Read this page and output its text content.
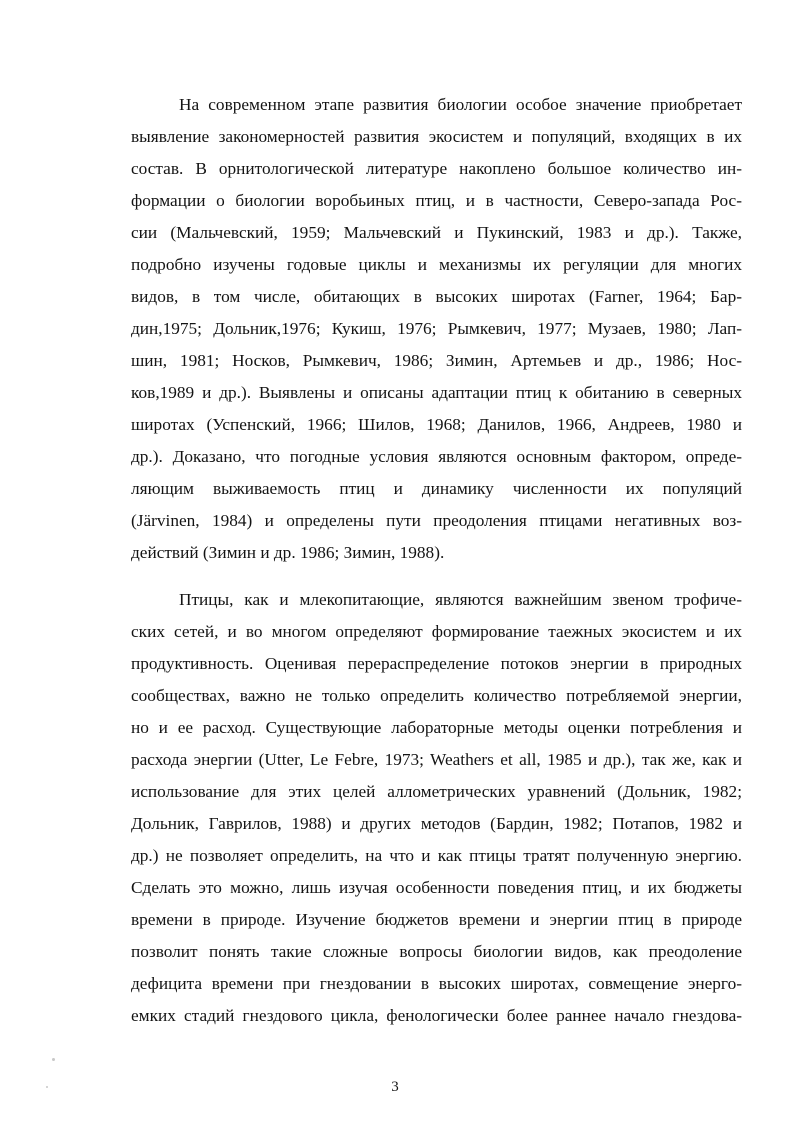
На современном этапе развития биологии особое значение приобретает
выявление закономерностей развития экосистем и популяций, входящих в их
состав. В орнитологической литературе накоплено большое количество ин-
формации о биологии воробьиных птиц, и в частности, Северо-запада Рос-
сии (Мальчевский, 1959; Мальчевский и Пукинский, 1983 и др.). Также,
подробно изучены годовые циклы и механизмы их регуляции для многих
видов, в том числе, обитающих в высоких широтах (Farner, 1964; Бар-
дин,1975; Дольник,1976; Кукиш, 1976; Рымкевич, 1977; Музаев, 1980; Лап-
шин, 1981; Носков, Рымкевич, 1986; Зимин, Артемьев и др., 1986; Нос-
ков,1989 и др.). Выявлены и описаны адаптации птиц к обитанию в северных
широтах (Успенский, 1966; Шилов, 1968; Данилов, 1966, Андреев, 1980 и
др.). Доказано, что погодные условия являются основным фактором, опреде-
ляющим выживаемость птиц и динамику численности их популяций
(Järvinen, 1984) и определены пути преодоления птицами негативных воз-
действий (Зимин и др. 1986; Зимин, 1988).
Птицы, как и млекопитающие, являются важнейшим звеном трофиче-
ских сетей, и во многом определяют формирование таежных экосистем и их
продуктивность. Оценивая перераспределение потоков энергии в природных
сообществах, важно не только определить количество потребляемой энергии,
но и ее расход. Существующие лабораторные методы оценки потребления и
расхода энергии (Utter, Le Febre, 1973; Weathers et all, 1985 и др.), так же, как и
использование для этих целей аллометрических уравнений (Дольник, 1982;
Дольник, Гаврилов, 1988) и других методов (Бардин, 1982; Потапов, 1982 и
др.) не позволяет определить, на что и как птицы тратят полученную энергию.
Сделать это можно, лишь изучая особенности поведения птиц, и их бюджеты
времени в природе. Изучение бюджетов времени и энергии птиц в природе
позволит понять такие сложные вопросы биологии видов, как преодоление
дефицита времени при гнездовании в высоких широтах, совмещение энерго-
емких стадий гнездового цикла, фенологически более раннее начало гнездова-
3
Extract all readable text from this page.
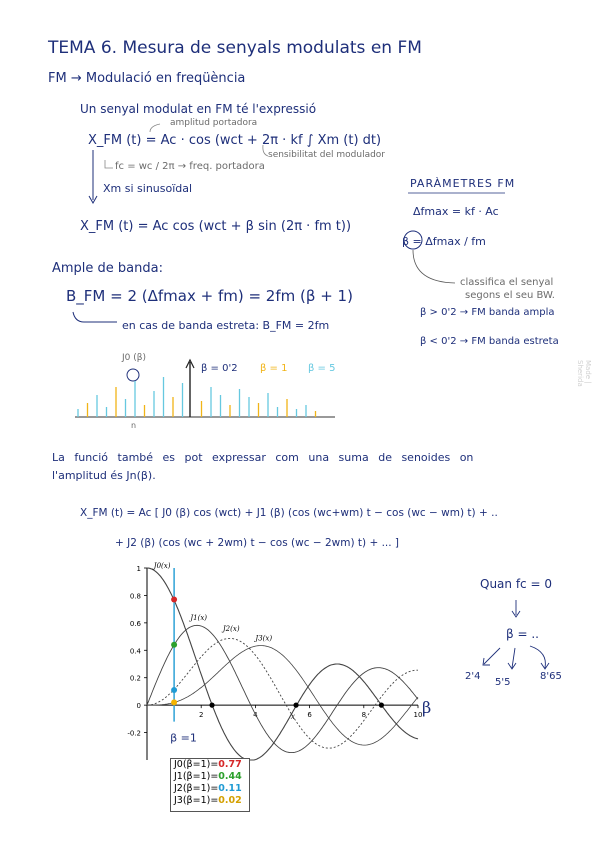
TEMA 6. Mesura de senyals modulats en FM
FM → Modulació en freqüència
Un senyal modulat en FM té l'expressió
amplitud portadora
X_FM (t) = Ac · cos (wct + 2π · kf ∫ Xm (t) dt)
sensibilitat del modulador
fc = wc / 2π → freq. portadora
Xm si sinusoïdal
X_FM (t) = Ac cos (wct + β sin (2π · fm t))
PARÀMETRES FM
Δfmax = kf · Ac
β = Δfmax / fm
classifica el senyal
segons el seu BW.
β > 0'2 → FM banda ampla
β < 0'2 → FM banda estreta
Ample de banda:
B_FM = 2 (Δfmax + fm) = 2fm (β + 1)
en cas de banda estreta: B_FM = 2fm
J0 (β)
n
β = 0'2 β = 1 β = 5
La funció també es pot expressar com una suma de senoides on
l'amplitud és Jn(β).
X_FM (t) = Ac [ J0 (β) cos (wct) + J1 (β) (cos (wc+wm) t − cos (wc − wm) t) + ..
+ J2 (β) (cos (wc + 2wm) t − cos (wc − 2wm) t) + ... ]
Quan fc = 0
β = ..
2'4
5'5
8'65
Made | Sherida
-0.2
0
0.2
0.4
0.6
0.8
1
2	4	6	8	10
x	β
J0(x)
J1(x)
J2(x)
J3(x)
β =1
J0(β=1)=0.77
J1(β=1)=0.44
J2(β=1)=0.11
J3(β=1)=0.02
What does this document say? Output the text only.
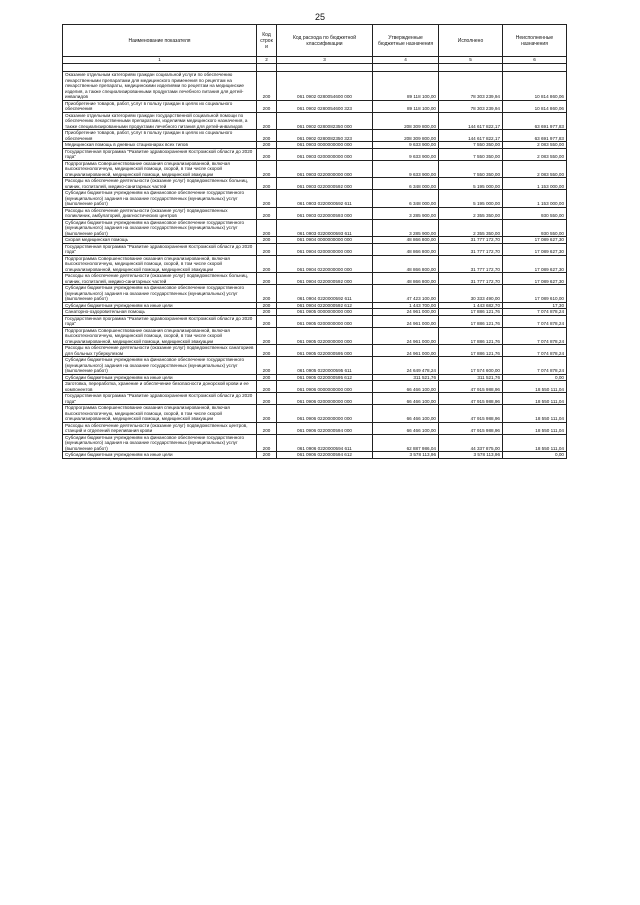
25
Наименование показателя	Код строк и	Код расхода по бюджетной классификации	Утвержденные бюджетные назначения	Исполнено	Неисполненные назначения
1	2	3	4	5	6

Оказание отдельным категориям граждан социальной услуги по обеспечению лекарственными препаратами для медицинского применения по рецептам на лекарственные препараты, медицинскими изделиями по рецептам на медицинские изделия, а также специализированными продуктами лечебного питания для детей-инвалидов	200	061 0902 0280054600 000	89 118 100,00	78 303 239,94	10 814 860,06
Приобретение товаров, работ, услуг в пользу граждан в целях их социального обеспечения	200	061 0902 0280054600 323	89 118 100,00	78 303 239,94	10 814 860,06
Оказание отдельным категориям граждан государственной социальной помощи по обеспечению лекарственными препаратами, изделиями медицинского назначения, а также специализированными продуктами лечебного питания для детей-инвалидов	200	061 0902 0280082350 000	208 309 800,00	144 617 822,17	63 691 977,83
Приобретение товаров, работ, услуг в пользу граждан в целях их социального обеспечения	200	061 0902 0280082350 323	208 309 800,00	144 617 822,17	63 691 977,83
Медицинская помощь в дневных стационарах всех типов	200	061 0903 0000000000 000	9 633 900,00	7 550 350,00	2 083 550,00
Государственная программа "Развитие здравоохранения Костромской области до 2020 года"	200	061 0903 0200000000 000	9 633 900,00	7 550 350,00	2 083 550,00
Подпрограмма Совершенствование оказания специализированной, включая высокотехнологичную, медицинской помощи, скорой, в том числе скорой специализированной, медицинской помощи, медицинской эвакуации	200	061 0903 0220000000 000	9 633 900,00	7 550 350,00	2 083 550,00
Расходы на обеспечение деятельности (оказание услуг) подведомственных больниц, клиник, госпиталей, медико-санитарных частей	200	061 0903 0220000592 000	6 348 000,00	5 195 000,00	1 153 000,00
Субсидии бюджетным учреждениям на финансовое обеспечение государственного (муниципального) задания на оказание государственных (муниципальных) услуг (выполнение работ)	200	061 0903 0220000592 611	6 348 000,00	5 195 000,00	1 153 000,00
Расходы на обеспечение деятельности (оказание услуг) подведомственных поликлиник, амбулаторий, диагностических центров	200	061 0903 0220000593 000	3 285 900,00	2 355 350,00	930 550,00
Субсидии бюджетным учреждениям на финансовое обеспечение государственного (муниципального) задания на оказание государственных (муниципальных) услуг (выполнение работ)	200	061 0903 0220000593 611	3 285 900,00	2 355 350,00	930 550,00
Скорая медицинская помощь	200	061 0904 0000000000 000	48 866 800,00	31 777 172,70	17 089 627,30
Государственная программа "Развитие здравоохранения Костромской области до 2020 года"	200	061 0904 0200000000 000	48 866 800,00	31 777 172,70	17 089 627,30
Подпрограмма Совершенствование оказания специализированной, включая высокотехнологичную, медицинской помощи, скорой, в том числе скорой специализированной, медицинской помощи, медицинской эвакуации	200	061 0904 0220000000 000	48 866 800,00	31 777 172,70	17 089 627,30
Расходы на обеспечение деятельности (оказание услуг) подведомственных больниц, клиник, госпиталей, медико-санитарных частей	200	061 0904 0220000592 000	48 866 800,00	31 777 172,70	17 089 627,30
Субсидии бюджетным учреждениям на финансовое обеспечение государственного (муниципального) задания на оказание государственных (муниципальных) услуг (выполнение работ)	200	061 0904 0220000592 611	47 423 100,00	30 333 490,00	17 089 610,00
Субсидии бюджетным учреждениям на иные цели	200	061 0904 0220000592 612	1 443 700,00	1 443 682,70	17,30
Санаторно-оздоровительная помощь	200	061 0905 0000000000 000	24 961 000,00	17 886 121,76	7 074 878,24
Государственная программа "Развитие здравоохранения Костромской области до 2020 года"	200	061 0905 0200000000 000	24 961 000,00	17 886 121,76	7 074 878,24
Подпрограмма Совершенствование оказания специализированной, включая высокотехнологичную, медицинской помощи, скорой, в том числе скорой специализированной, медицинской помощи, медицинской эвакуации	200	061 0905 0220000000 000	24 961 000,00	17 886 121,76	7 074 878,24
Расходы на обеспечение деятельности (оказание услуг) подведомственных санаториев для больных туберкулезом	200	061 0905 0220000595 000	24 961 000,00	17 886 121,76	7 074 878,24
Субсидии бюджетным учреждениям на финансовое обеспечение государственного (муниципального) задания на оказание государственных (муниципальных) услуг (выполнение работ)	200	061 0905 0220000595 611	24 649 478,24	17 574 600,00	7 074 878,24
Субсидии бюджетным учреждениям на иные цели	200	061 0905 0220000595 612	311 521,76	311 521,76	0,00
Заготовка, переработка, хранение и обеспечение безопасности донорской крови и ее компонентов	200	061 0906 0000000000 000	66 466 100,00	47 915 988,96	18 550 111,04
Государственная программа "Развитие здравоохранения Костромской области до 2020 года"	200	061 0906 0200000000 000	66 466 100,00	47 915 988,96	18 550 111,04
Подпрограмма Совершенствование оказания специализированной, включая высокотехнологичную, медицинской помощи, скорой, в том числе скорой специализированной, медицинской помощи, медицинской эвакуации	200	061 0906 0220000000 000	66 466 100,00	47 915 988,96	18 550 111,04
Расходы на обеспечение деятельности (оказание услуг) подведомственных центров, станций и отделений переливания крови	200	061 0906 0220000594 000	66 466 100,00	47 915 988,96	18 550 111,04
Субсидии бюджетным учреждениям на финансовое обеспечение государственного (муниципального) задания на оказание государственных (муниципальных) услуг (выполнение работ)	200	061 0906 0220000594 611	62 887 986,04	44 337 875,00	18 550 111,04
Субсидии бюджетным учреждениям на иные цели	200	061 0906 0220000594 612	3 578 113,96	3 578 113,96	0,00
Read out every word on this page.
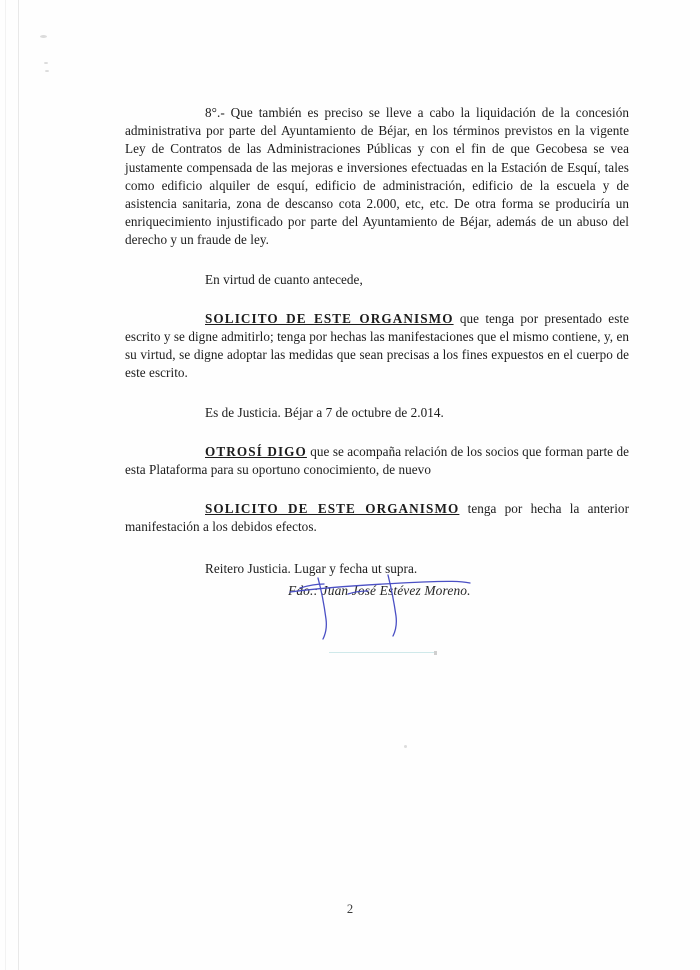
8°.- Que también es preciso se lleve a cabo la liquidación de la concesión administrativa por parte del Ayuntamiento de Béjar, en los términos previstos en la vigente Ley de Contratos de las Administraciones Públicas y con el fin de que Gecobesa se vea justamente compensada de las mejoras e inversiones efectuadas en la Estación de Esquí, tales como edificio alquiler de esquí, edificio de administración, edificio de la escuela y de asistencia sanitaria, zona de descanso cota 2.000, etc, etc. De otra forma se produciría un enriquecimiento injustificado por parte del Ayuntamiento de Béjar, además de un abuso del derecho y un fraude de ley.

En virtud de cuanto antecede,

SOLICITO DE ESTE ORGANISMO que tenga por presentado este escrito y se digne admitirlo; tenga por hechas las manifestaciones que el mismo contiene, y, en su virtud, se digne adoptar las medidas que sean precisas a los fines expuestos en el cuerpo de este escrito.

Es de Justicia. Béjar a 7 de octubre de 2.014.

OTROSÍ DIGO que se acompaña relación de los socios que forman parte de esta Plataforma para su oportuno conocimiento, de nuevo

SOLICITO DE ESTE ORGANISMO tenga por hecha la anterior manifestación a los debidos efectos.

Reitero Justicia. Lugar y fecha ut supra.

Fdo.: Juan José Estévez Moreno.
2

----

■ Set exercise
Extract, word for word, each line from the one that contains "Read out every word on this page." through the final line of the data above. Leave the pictures out.

■ Exercise output
Read out every word on this page.
8°.- Que también es preciso se lleve a cabo la liquidación de la concesión administrativa por parte del Ayuntamiento de Béjar, en los términos previstos en la vigente Ley de Contratos de las Administraciones Públicas y con el fin de que Gecobesa se vea justamente compensada de las mejoras e inversiones efectuadas en la Estación de Esquí, tales como edificio alquiler de esquí, edificio de administración, edificio de la escuela y de asistencia sanitaria, zona de descanso cota 2.000, etc, etc. De otra forma se produciría un enriquecimiento injustificado por parte del Ayuntamiento de Béjar, además de un abuso del derecho y un fraude de ley.

En virtud de cuanto antecede,

SOLICITO DE ESTE ORGANISMO que tenga por presentado este escrito y se digne admitirlo; tenga por hechas las manifestaciones que el mismo contiene, y, en su virtud, se digne adoptar las medidas que sean precisas a los fines expuestos en el cuerpo de este escrito.

Es de Justicia. Béjar a 7 de octubre de 2.014.

OTROSÍ DIGO que se acompaña relación de los socios que forman parte de esta Plataforma para su oportuno conocimiento, de nuevo

SOLICITO DE ESTE ORGANISMO tenga por hecha la anterior manifestación a los debidos efectos.

Reitero Justicia. Lugar y fecha ut supra.

Fdo.: Juan José Estévez Moreno.
2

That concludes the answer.